▶ Task goal:
Locate every line in the material below that has the word "label". Copy each of those lines.

Supplied records start

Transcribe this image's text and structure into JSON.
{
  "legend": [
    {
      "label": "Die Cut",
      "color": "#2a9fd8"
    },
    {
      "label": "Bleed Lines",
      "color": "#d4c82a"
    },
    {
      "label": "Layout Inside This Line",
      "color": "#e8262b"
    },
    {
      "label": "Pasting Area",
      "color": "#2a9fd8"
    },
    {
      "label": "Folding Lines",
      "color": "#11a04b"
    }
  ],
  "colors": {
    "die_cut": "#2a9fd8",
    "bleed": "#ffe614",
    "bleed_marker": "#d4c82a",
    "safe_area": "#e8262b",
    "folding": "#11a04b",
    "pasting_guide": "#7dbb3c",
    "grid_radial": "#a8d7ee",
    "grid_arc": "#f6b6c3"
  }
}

Supplied records end

▶ Result for this task:
      "label": "Die Cut",
      "label": "Bleed Lines",
      "label": "Layout Inside This Line",
      "label": "Pasting Area",
      "label": "Folding Lines",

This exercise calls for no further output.